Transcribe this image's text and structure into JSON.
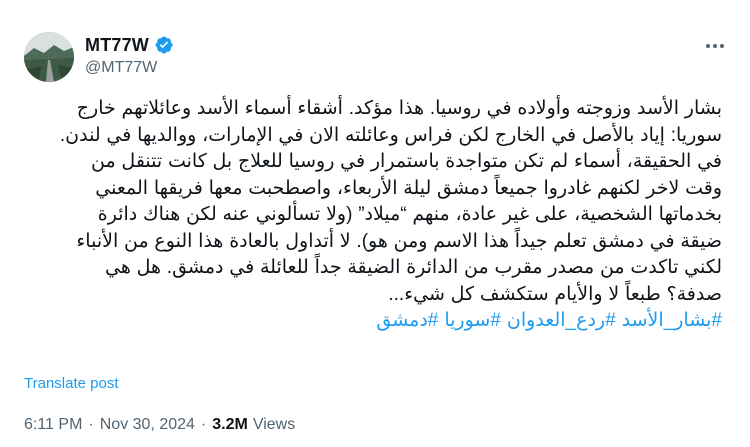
{
  "author": {
    "display_name": "MT77W",
    "handle": "@MT77W",
    "verified": true
  },
  "tweet": {
    "lines": [
      "بشار الأسد وزوجته وأولاده في روسيا. هذا مؤكد. أشقاء أسماء الأسد وعائلاتهم خارج",
      "سوريا: إياد بالأصل في الخارج لكن فراس وعائلته الان في الإمارات، ووالديها في لندن.",
      "في الحقيقة، أسماء لم تكن متواجدة باستمرار في روسيا للعلاج بل كانت تتنقل من",
      "وقت لاخر لكنهم غادروا جميعاً دمشق ليلة الأربعاء، واصطحبت معها فريقها المعني",
      "بخدماتها الشخصية، على غير عادة، منهم “ميلاد” (ولا تسألوني عنه لكن هناك دائرة",
      "ضيقة في دمشق تعلم جيداً هذا الاسم ومن هو). لا أتداول بالعادة هذا النوع من الأنباء",
      "لكني تاكدت من مصدر مقرب من الدائرة الضيقة جداً للعائلة في دمشق. هل هي",
      "صدفة؟ طبعاً لا والأيام ستكشف كل شيء..."
    ],
    "hashtags": [
      "#بشار_الأسد",
      "#ردع_العدوان",
      "#سوريا",
      "#دمشق"
    ]
  },
  "translate_label": "Translate post",
  "meta": {
    "time": "6:11 PM",
    "separator": "·",
    "date": "Nov 30, 2024",
    "views_count": "3.2M",
    "views_label": "Views"
  },
  "icons": {
    "verified": "verified-badge-icon",
    "more": "more-options-icon"
  },
  "colors": {
    "accent": "#1d9bf0",
    "text": "#0f1419",
    "secondary": "#536471"
  }
}
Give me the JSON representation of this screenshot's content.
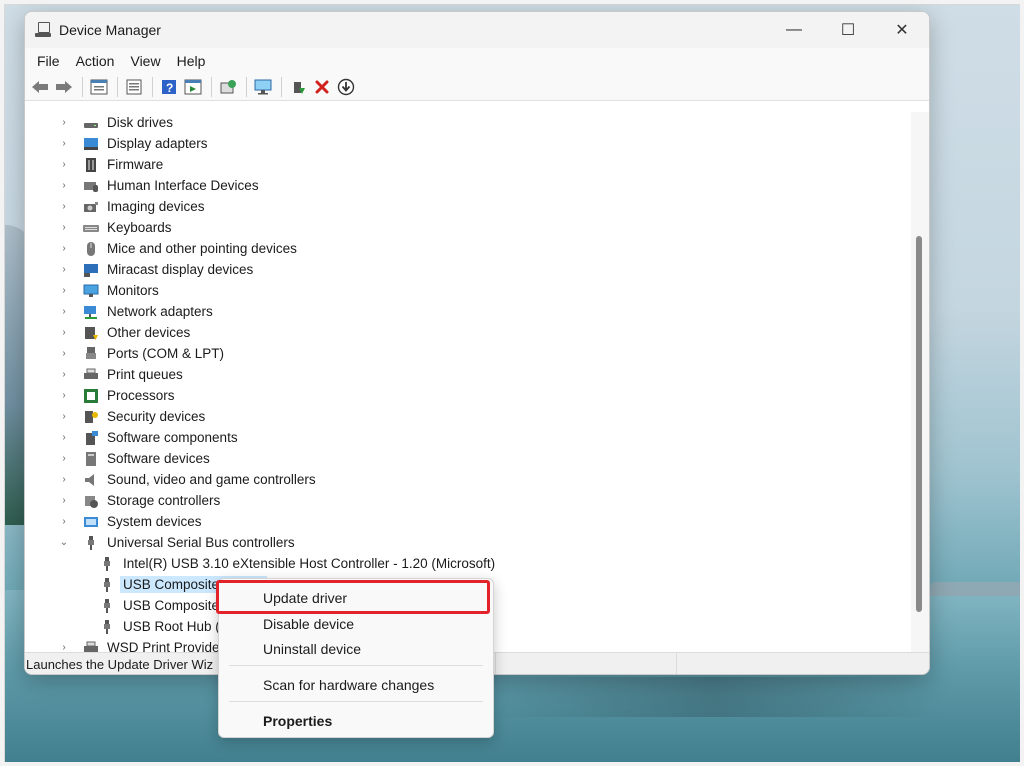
{
  "window": {
    "title": "Device Manager",
    "controls": {
      "minimize": "—",
      "maximize": "☐",
      "close": "✕"
    }
  },
  "menu": [
    "File",
    "Action",
    "View",
    "Help"
  ],
  "toolbar": {
    "buttons": [
      "back-icon",
      "forward-icon",
      "properties-icon",
      "view-icon",
      "help-icon",
      "action-icon",
      "scan-icon",
      "monitor-icon",
      "update-driver-icon",
      "uninstall-icon",
      "enable-icon"
    ],
    "colors": {
      "uninstall": "#d0211c",
      "back": "#6e6e6e"
    }
  },
  "tree": {
    "categories": [
      {
        "label": "Disk drives",
        "icon": "disk-drive-icon"
      },
      {
        "label": "Display adapters",
        "icon": "display-adapter-icon"
      },
      {
        "label": "Firmware",
        "icon": "firmware-icon"
      },
      {
        "label": "Human Interface Devices",
        "icon": "hid-icon"
      },
      {
        "label": "Imaging devices",
        "icon": "camera-icon"
      },
      {
        "label": "Keyboards",
        "icon": "keyboard-icon"
      },
      {
        "label": "Mice and other pointing devices",
        "icon": "mouse-icon"
      },
      {
        "label": "Miracast display devices",
        "icon": "miracast-icon"
      },
      {
        "label": "Monitors",
        "icon": "monitor-icon"
      },
      {
        "label": "Network adapters",
        "icon": "network-icon"
      },
      {
        "label": "Other devices",
        "icon": "other-device-icon"
      },
      {
        "label": "Ports (COM & LPT)",
        "icon": "port-icon"
      },
      {
        "label": "Print queues",
        "icon": "printer-icon"
      },
      {
        "label": "Processors",
        "icon": "processor-icon"
      },
      {
        "label": "Security devices",
        "icon": "security-icon"
      },
      {
        "label": "Software components",
        "icon": "software-component-icon"
      },
      {
        "label": "Software devices",
        "icon": "software-device-icon"
      },
      {
        "label": "Sound, video and game controllers",
        "icon": "speaker-icon"
      },
      {
        "label": "Storage controllers",
        "icon": "storage-icon"
      },
      {
        "label": "System devices",
        "icon": "system-icon"
      }
    ],
    "usb": {
      "label": "Universal Serial Bus controllers",
      "children": [
        "Intel(R) USB 3.10 eXtensible Host Controller - 1.20 (Microsoft)",
        "USB Composite Device",
        "USB Composite",
        "USB Root Hub (U"
      ],
      "selected_index": 1
    },
    "last_partial": "WSD Print Provider"
  },
  "status": {
    "text": "Launches the Update Driver Wiz"
  },
  "context_menu": {
    "update": "Update driver",
    "disable": "Disable device",
    "uninstall": "Uninstall device",
    "scan": "Scan for hardware changes",
    "properties": "Properties",
    "highlight_color": "#e3232b"
  }
}
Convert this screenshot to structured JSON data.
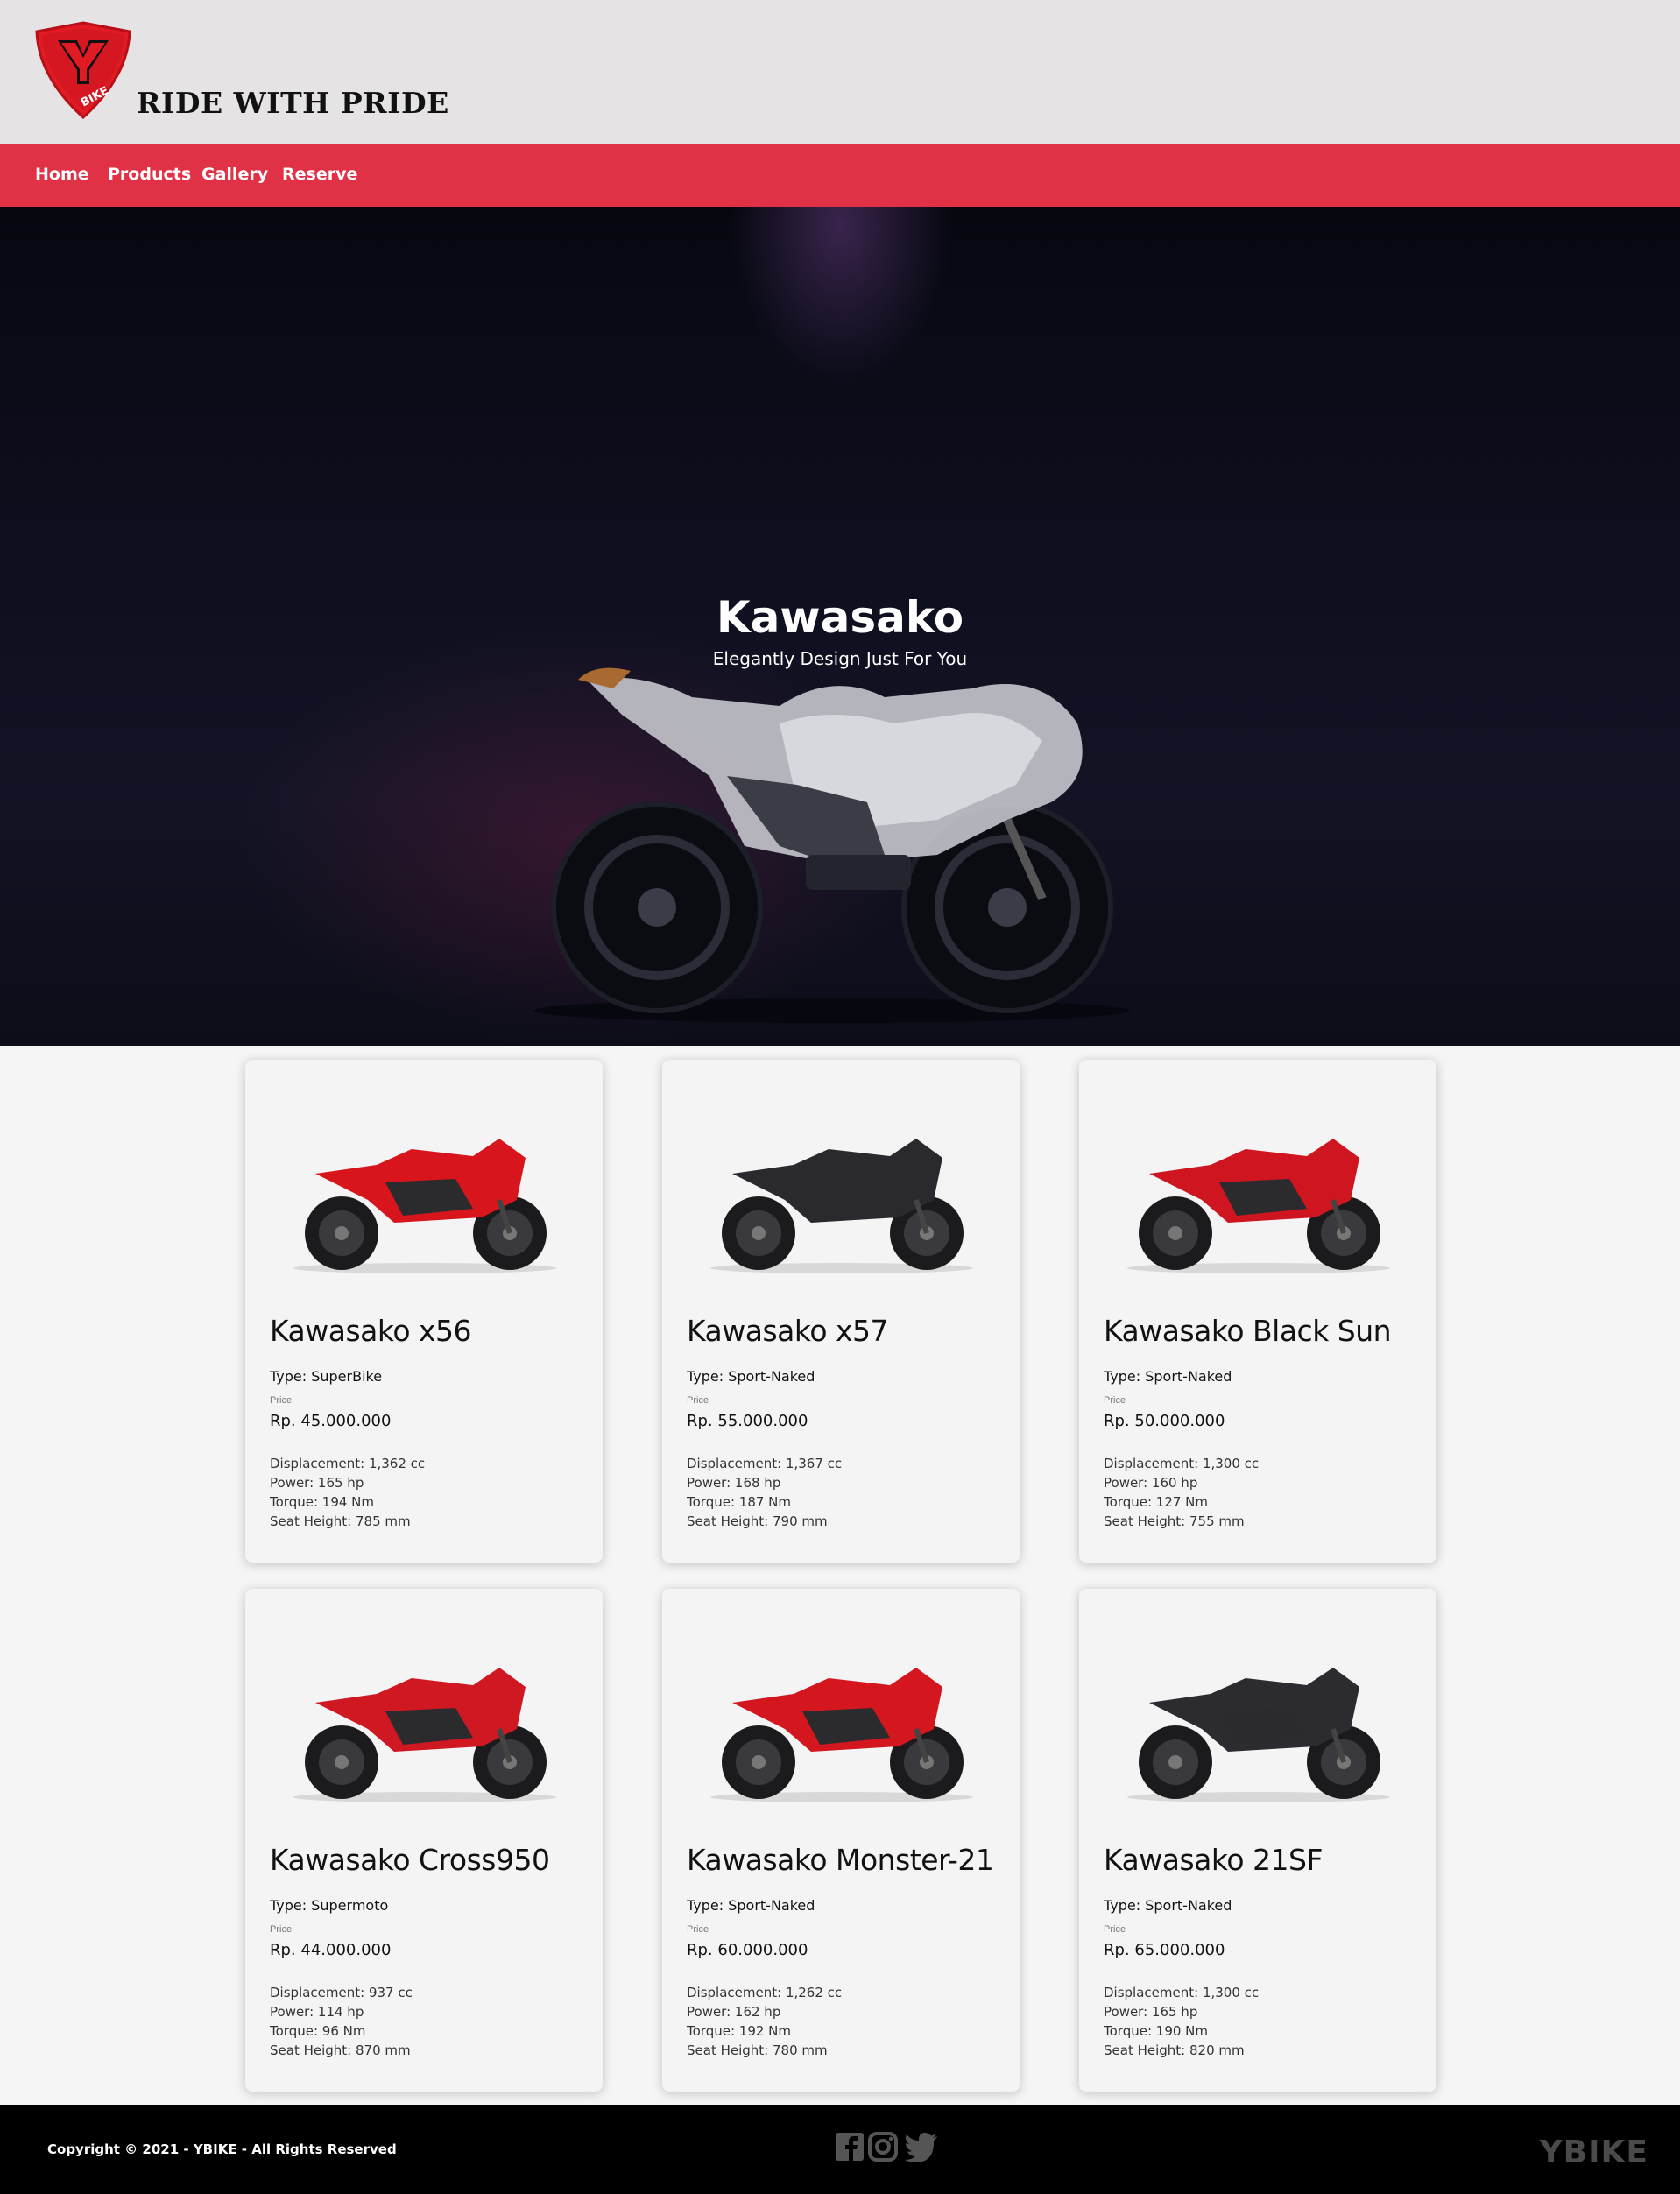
{
  "header": {
    "logo_text": "BIKE",
    "tagline": "RIDE WITH PRIDE"
  },
  "nav": {
    "items": [
      {
        "label": "Home"
      },
      {
        "label": "Products"
      },
      {
        "label": "Gallery"
      },
      {
        "label": "Reserve"
      }
    ]
  },
  "hero": {
    "title": "Kawasako",
    "subtitle": "Elegantly Design Just For You"
  },
  "products": [
    {
      "name": "Kawasako x56",
      "type": "Type: SuperBike",
      "price_label": "Price",
      "price": "Rp. 45.000.000",
      "displacement": "Displacement: 1,362 cc",
      "power": "Power: 165 hp",
      "torque": "Torque: 194 Nm",
      "seat": "Seat Height: 785 mm",
      "color": "#d8141d"
    },
    {
      "name": "Kawasako x57",
      "type": "Type: Sport-Naked",
      "price_label": "Price",
      "price": "Rp. 55.000.000",
      "displacement": "Displacement: 1,367 cc",
      "power": "Power: 168 hp",
      "torque": "Torque: 187 Nm",
      "seat": "Seat Height: 790 mm",
      "color": "#2a2a2e"
    },
    {
      "name": "Kawasako Black Sun",
      "type": "Type: Sport-Naked",
      "price_label": "Price",
      "price": "Rp. 50.000.000",
      "displacement": "Displacement: 1,300 cc",
      "power": "Power: 160 hp",
      "torque": "Torque: 127 Nm",
      "seat": "Seat Height: 755 mm",
      "color": "#cf1520"
    },
    {
      "name": "Kawasako Cross950",
      "type": "Type: Supermoto",
      "price_label": "Price",
      "price": "Rp. 44.000.000",
      "displacement": "Displacement: 937 cc",
      "power": "Power: 114 hp",
      "torque": "Torque: 96 Nm",
      "seat": "Seat Height: 870 mm",
      "color": "#d01822"
    },
    {
      "name": "Kawasako Monster-21",
      "type": "Type: Sport-Naked",
      "price_label": "Price",
      "price": "Rp. 60.000.000",
      "displacement": "Displacement: 1,262 cc",
      "power": "Power: 162 hp",
      "torque": "Torque: 192 Nm",
      "seat": "Seat Height: 780 mm",
      "color": "#d4161f"
    },
    {
      "name": "Kawasako 21SF",
      "type": "Type: Sport-Naked",
      "price_label": "Price",
      "price": "Rp. 65.000.000",
      "displacement": "Displacement: 1,300 cc",
      "power": "Power: 165 hp",
      "torque": "Torque: 190 Nm",
      "seat": "Seat Height: 820 mm",
      "color": "#2b2b30"
    }
  ],
  "footer": {
    "copyright": "Copyright © 2021 - YBIKE - All Rights Reserved",
    "brand": "YBIKE",
    "social": [
      "facebook-icon",
      "instagram-icon",
      "twitter-icon"
    ]
  },
  "colors": {
    "accent": "#e03147",
    "header_bg": "#e6e3e4",
    "footer_bg": "#000000"
  }
}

== Objective ==
Using the records above, output their complete text exactly, minus any images.

== The solution ==
Transcribe this image's text and structure into JSON.
{
  "author": {
    "display_name": "MT77W",
    "handle": "@MT77W",
    "verified": true
  },
  "tweet": {
    "lines": [
      "بشار الأسد وزوجته وأولاده في روسيا. هذا مؤكد. أشقاء أسماء الأسد وعائلاتهم خارج",
      "سوريا: إياد بالأصل في الخارج لكن فراس وعائلته الان في الإمارات، ووالديها في لندن.",
      "في الحقيقة، أسماء لم تكن متواجدة باستمرار في روسيا للعلاج بل كانت تتنقل من",
      "وقت لاخر لكنهم غادروا جميعاً دمشق ليلة الأربعاء، واصطحبت معها فريقها المعني",
      "بخدماتها الشخصية، على غير عادة، منهم “ميلاد” (ولا تسألوني عنه لكن هناك دائرة",
      "ضيقة في دمشق تعلم جيداً هذا الاسم ومن هو). لا أتداول بالعادة هذا النوع من الأنباء",
      "لكني تاكدت من مصدر مقرب من الدائرة الضيقة جداً للعائلة في دمشق. هل هي",
      "صدفة؟ طبعاً لا والأيام ستكشف كل شيء..."
    ],
    "hashtags": [
      "#بشار_الأسد",
      "#ردع_العدوان",
      "#سوريا",
      "#دمشق"
    ]
  },
  "translate_label": "Translate post",
  "meta": {
    "time": "6:11 PM",
    "separator": "·",
    "date": "Nov 30, 2024",
    "views_count": "3.2M",
    "views_label": "Views"
  },
  "icons": {
    "verified": "verified-badge-icon",
    "more": "more-options-icon"
  },
  "colors": {
    "accent": "#1d9bf0",
    "text": "#0f1419",
    "secondary": "#536471"
  }
}
Give me the JSON representation of this screenshot's content.
{
  "window": {
    "title": "Device Manager",
    "controls": {
      "minimize": "—",
      "maximize": "☐",
      "close": "✕"
    }
  },
  "menu": [
    "File",
    "Action",
    "View",
    "Help"
  ],
  "toolbar": {
    "buttons": [
      "back-icon",
      "forward-icon",
      "properties-icon",
      "view-icon",
      "help-icon",
      "action-icon",
      "scan-icon",
      "monitor-icon",
      "update-driver-icon",
      "uninstall-icon",
      "enable-icon"
    ],
    "colors": {
      "uninstall": "#d0211c",
      "back": "#6e6e6e"
    }
  },
  "tree": {
    "categories": [
      {
        "label": "Disk drives",
        "icon": "disk-drive-icon"
      },
      {
        "label": "Display adapters",
        "icon": "display-adapter-icon"
      },
      {
        "label": "Firmware",
        "icon": "firmware-icon"
      },
      {
        "label": "Human Interface Devices",
        "icon": "hid-icon"
      },
      {
        "label": "Imaging devices",
        "icon": "camera-icon"
      },
      {
        "label": "Keyboards",
        "icon": "keyboard-icon"
      },
      {
        "label": "Mice and other pointing devices",
        "icon": "mouse-icon"
      },
      {
        "label": "Miracast display devices",
        "icon": "miracast-icon"
      },
      {
        "label": "Monitors",
        "icon": "monitor-icon"
      },
      {
        "label": "Network adapters",
        "icon": "network-icon"
      },
      {
        "label": "Other devices",
        "icon": "other-device-icon"
      },
      {
        "label": "Ports (COM & LPT)",
        "icon": "port-icon"
      },
      {
        "label": "Print queues",
        "icon": "printer-icon"
      },
      {
        "label": "Processors",
        "icon": "processor-icon"
      },
      {
        "label": "Security devices",
        "icon": "security-icon"
      },
      {
        "label": "Software components",
        "icon": "software-component-icon"
      },
      {
        "label": "Software devices",
        "icon": "software-device-icon"
      },
      {
        "label": "Sound, video and game controllers",
        "icon": "speaker-icon"
      },
      {
        "label": "Storage controllers",
        "icon": "storage-icon"
      },
      {
        "label": "System devices",
        "icon": "system-icon"
      }
    ],
    "usb": {
      "label": "Universal Serial Bus controllers",
      "children": [
        "Intel(R) USB 3.10 eXtensible Host Controller - 1.20 (Microsoft)",
        "USB Composite Device",
        "USB Composite",
        "USB Root Hub (U"
      ],
      "selected_index": 1
    },
    "last_partial": "WSD Print Provider"
  },
  "status": {
    "text": "Launches the Update Driver Wiz"
  },
  "context_menu": {
    "update": "Update driver",
    "disable": "Disable device",
    "uninstall": "Uninstall device",
    "scan": "Scan for hardware changes",
    "properties": "Properties",
    "highlight_color": "#e3232b"
  }
}
Convert this screenshot to structured JSON data.
{
  "header": {
    "logo_text": "BIKE",
    "tagline": "RIDE WITH PRIDE"
  },
  "nav": {
    "items": [
      {
        "label": "Home"
      },
      {
        "label": "Products"
      },
      {
        "label": "Gallery"
      },
      {
        "label": "Reserve"
      }
    ]
  },
  "hero": {
    "title": "Kawasako",
    "subtitle": "Elegantly Design Just For You"
  },
  "products": [
    {
      "name": "Kawasako x56",
      "type": "Type: SuperBike",
      "price_label": "Price",
      "price": "Rp. 45.000.000",
      "displacement": "Displacement: 1,362 cc",
      "power": "Power: 165 hp",
      "torque": "Torque: 194 Nm",
      "seat": "Seat Height: 785 mm",
      "color": "#d8141d"
    },
    {
      "name": "Kawasako x57",
      "type": "Type: Sport-Naked",
      "price_label": "Price",
      "price": "Rp. 55.000.000",
      "displacement": "Displacement: 1,367 cc",
      "power": "Power: 168 hp",
      "torque": "Torque: 187 Nm",
      "seat": "Seat Height: 790 mm",
      "color": "#2a2a2e"
    },
    {
      "name": "Kawasako Black Sun",
      "type": "Type: Sport-Naked",
      "price_label": "Price",
      "price": "Rp. 50.000.000",
      "displacement": "Displacement: 1,300 cc",
      "power": "Power: 160 hp",
      "torque": "Torque: 127 Nm",
      "seat": "Seat Height: 755 mm",
      "color": "#cf1520"
    },
    {
      "name": "Kawasako Cross950",
      "type": "Type: Supermoto",
      "price_label": "Price",
      "price": "Rp. 44.000.000",
      "displacement": "Displacement: 937 cc",
      "power": "Power: 114 hp",
      "torque": "Torque: 96 Nm",
      "seat": "Seat Height: 870 mm",
      "color": "#d01822"
    },
    {
      "name": "Kawasako Monster-21",
      "type": "Type: Sport-Naked",
      "price_label": "Price",
      "price": "Rp. 60.000.000",
      "displacement": "Displacement: 1,262 cc",
      "power": "Power: 162 hp",
      "torque": "Torque: 192 Nm",
      "seat": "Seat Height: 780 mm",
      "color": "#d4161f"
    },
    {
      "name": "Kawasako 21SF",
      "type": "Type: Sport-Naked",
      "price_label": "Price",
      "price": "Rp. 65.000.000",
      "displacement": "Displacement: 1,300 cc",
      "power": "Power: 165 hp",
      "torque": "Torque: 190 Nm",
      "seat": "Seat Height: 820 mm",
      "color": "#2b2b30"
    }
  ],
  "footer": {
    "copyright": "Copyright © 2021 - YBIKE - All Rights Reserved",
    "brand": "YBIKE",
    "social": [
      "facebook-icon",
      "instagram-icon",
      "twitter-icon"
    ]
  },
  "colors": {
    "accent": "#e03147",
    "header_bg": "#e6e3e4",
    "footer_bg": "#000000"
  }
}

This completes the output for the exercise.